#### Stated goal
Without the pictures, return each record as it appears.

#### Input data
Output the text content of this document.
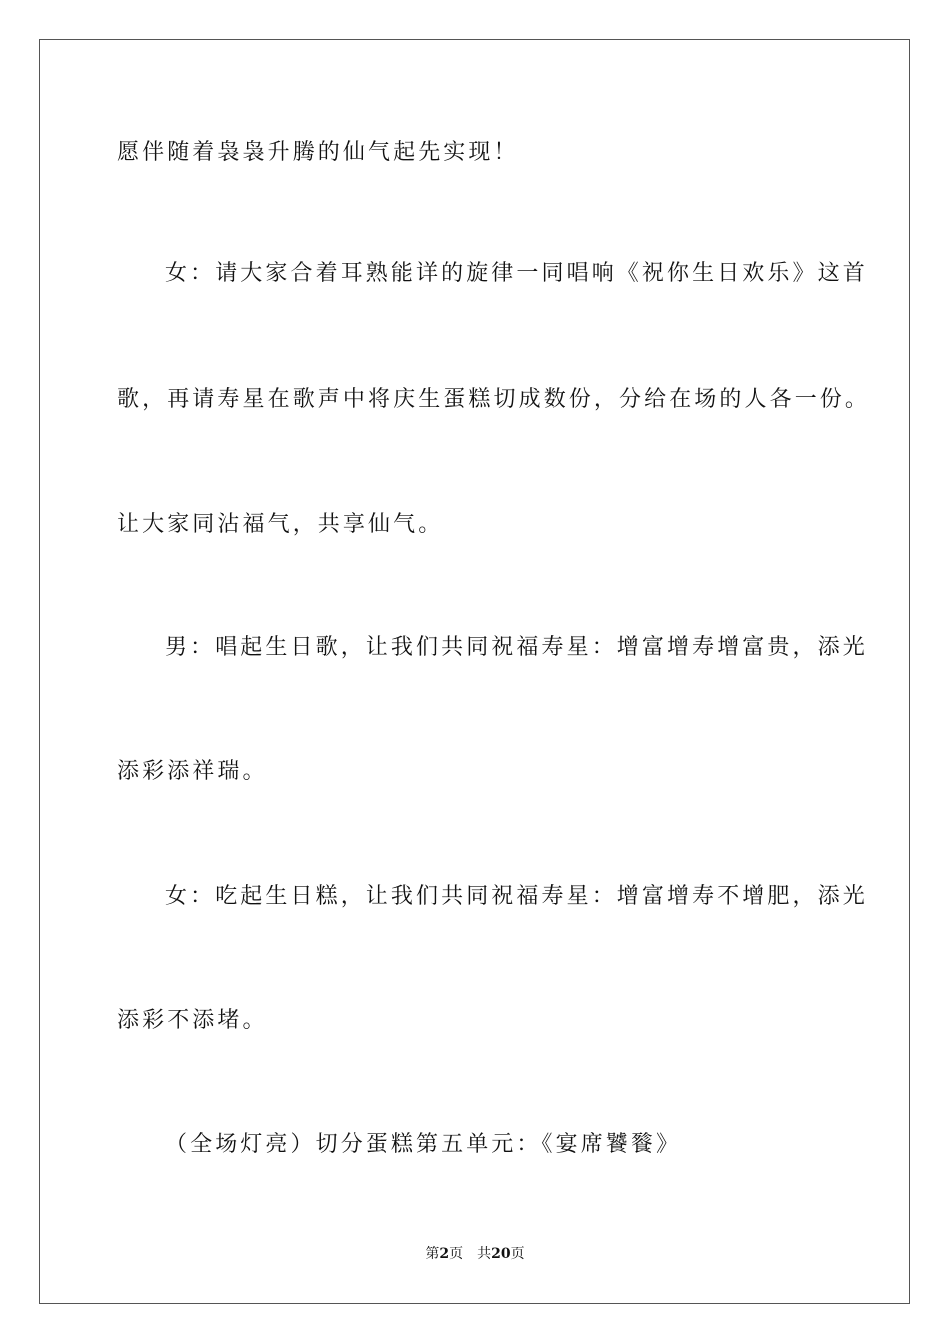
愿伴随着袅袅升腾的仙气起先实现！
女：请大家合着耳熟能详的旋律一同唱响《祝你生日欢乐》这首
歌，再请寿星在歌声中将庆生蛋糕切成数份，分给在场的人各一份。
让大家同沾福气，共享仙气。
男：唱起生日歌，让我们共同祝福寿星：增富增寿增富贵，添光
添彩添祥瑞。
女：吃起生日糕，让我们共同祝福寿星：增富增寿不增肥，添光
添彩不添堵。
（全场灯亮）切分蛋糕第五单元：《宴席饕餮》
第2页 共20页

#### Completed exercise
Output the text content of this document.
愿伴随着袅袅升腾的仙气起先实现！
女：请大家合着耳熟能详的旋律一同唱响《祝你生日欢乐》这首
歌，再请寿星在歌声中将庆生蛋糕切成数份，分给在场的人各一份。
让大家同沾福气，共享仙气。
男：唱起生日歌，让我们共同祝福寿星：增富增寿增富贵，添光
添彩添祥瑞。
女：吃起生日糕，让我们共同祝福寿星：增富增寿不增肥，添光
添彩不添堵。
（全场灯亮）切分蛋糕第五单元：《宴席饕餮》
第2页 共20页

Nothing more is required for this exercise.